▶ **Data supplied**:
>>>

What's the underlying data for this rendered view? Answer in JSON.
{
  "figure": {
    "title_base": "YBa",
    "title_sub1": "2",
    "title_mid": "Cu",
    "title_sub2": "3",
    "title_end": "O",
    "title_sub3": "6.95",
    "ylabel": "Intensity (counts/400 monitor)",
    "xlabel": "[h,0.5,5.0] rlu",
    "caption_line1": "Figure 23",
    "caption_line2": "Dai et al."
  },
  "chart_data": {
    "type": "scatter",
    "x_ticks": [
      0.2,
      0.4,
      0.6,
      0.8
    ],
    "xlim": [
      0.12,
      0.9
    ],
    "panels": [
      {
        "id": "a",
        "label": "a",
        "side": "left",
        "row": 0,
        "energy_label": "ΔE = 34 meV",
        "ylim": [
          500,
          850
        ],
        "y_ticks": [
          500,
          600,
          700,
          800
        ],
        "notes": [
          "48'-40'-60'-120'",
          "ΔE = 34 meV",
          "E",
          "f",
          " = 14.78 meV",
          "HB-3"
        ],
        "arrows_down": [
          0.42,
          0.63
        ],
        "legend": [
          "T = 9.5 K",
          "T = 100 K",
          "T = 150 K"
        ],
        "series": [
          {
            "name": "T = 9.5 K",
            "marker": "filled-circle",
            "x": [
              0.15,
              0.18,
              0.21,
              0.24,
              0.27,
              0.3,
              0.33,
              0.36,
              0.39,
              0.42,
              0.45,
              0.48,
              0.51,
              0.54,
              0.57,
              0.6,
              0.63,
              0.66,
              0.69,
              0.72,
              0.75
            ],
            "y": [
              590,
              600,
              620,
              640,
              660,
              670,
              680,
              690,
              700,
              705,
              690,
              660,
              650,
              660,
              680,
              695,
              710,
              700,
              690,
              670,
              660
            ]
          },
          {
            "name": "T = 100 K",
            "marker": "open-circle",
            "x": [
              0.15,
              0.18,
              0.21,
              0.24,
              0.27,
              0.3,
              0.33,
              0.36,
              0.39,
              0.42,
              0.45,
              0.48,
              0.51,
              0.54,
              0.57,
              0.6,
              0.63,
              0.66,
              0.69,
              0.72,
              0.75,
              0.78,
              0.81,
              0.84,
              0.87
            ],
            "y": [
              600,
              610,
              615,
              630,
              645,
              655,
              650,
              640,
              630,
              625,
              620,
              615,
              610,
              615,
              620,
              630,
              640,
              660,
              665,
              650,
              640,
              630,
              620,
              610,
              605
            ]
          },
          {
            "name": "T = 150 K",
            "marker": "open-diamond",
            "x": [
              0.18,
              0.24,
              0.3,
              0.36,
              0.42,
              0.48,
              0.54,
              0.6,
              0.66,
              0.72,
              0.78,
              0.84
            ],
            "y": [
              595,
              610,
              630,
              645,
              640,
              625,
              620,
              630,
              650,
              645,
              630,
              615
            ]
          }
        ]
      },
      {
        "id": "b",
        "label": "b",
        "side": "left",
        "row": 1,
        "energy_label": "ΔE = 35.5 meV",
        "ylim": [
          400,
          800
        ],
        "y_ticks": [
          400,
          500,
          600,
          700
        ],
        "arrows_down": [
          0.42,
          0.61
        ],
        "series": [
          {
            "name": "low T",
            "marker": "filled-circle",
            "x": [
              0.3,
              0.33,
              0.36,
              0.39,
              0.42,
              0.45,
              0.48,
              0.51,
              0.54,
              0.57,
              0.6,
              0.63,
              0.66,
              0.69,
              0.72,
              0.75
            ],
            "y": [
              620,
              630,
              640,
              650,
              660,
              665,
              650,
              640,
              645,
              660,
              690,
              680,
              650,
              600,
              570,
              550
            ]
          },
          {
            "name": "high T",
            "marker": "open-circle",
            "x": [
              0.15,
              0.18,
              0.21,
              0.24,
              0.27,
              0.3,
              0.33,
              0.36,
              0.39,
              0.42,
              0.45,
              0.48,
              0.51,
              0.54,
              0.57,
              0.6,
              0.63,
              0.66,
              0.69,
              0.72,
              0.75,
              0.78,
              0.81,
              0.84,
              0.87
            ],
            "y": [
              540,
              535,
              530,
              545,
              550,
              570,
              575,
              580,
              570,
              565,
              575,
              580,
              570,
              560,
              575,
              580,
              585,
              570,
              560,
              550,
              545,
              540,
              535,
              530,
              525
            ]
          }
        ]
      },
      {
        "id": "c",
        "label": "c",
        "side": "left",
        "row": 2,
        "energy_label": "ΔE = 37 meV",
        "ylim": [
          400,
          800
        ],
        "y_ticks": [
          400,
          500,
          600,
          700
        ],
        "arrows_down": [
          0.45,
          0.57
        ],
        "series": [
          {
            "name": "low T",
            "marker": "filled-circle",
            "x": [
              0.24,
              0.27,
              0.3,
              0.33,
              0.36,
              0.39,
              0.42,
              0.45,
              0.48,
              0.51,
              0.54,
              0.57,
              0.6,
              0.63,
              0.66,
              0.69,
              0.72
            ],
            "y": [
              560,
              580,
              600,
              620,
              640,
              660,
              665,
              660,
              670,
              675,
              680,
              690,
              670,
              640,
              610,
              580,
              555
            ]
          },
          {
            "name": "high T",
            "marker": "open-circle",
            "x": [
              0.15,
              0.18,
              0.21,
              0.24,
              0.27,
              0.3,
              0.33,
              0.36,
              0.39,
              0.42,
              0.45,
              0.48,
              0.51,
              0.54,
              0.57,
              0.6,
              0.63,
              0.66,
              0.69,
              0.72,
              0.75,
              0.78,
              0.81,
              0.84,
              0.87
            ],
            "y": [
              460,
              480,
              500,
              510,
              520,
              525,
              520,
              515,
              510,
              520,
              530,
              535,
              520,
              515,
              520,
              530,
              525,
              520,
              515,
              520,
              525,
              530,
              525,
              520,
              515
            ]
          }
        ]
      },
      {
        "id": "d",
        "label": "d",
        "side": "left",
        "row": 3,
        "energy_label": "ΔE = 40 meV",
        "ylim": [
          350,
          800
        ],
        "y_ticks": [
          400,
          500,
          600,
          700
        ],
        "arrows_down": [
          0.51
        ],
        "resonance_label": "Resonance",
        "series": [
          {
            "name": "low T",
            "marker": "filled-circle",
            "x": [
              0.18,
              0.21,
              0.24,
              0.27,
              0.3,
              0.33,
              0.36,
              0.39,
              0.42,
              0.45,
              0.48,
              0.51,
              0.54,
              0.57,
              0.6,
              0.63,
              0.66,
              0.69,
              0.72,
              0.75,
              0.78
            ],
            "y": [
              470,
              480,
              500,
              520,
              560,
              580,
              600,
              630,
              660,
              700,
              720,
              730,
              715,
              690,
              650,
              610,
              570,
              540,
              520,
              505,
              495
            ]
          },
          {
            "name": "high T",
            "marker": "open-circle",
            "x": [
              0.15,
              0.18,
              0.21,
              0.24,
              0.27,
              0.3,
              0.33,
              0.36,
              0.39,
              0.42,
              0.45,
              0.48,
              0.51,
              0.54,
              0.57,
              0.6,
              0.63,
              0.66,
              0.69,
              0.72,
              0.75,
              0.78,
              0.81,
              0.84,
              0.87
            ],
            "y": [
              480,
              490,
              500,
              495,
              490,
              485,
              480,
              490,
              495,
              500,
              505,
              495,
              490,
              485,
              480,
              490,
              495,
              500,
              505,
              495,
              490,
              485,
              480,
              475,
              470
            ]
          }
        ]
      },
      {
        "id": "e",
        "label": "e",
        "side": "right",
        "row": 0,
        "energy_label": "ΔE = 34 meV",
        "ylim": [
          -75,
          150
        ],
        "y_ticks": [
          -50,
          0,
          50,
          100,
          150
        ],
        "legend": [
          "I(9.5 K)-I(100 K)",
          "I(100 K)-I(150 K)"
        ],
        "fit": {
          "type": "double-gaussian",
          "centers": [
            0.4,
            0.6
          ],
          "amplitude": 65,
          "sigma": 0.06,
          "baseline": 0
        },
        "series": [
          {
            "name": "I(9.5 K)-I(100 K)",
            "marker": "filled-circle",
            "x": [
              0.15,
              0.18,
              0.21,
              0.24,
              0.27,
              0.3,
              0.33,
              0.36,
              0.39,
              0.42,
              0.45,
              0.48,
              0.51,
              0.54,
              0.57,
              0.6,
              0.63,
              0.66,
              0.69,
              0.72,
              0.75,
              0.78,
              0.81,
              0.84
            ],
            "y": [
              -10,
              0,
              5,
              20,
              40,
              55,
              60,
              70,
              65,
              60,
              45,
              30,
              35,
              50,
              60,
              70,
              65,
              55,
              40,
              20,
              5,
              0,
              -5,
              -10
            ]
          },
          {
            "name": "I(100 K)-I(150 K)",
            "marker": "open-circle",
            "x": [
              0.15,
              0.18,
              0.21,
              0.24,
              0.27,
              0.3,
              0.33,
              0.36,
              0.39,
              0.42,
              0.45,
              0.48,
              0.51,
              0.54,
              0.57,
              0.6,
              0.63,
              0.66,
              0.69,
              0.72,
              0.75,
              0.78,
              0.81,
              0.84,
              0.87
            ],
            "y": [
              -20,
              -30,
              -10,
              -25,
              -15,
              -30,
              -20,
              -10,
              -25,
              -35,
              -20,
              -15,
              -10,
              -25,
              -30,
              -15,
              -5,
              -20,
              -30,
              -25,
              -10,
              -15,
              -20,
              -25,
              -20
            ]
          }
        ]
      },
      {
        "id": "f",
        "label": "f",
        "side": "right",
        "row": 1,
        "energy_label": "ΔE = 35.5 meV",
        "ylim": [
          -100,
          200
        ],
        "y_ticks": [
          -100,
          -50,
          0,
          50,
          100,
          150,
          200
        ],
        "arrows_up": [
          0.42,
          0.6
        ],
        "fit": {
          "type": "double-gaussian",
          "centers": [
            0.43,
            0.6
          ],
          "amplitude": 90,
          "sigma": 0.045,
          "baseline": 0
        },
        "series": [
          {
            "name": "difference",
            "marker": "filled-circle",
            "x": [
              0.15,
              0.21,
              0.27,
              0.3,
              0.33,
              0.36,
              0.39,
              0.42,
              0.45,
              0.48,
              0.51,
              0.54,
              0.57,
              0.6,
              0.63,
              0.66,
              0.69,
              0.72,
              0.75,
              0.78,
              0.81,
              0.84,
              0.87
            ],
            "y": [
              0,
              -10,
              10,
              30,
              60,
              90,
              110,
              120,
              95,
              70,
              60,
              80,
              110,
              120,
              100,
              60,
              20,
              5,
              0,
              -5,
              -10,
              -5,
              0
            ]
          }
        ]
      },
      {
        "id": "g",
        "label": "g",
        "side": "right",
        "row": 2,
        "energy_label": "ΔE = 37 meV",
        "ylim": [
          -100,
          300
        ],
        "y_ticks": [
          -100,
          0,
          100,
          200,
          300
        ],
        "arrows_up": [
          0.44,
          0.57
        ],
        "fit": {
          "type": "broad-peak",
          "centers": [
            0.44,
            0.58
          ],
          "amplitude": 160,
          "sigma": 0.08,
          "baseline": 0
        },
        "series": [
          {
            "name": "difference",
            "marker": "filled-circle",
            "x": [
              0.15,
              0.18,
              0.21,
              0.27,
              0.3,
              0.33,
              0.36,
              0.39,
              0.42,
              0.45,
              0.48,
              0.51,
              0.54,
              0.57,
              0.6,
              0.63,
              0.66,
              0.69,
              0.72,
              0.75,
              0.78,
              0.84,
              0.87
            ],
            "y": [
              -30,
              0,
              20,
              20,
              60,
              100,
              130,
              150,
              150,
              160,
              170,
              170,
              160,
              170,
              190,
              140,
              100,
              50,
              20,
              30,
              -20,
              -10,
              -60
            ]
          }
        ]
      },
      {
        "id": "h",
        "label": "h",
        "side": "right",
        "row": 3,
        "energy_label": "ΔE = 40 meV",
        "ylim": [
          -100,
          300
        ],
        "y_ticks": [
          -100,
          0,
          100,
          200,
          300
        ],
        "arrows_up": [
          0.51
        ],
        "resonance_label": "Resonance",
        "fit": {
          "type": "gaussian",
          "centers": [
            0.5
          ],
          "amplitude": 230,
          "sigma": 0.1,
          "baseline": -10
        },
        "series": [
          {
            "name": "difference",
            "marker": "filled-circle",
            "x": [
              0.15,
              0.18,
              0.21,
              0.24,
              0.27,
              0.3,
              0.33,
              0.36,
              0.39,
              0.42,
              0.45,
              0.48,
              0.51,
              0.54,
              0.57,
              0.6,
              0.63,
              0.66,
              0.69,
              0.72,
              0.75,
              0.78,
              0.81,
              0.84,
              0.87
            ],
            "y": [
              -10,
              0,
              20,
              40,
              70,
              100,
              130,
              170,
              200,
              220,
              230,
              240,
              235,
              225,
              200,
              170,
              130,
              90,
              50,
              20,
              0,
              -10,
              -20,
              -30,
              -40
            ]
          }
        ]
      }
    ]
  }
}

<<<

▶ **What you will do**: Copy out every line from the records that has the word "sigma".

▶ **Solution**:
          "sigma": 0.06,
          "sigma": 0.045,
          "sigma": 0.08,
          "sigma": 0.1,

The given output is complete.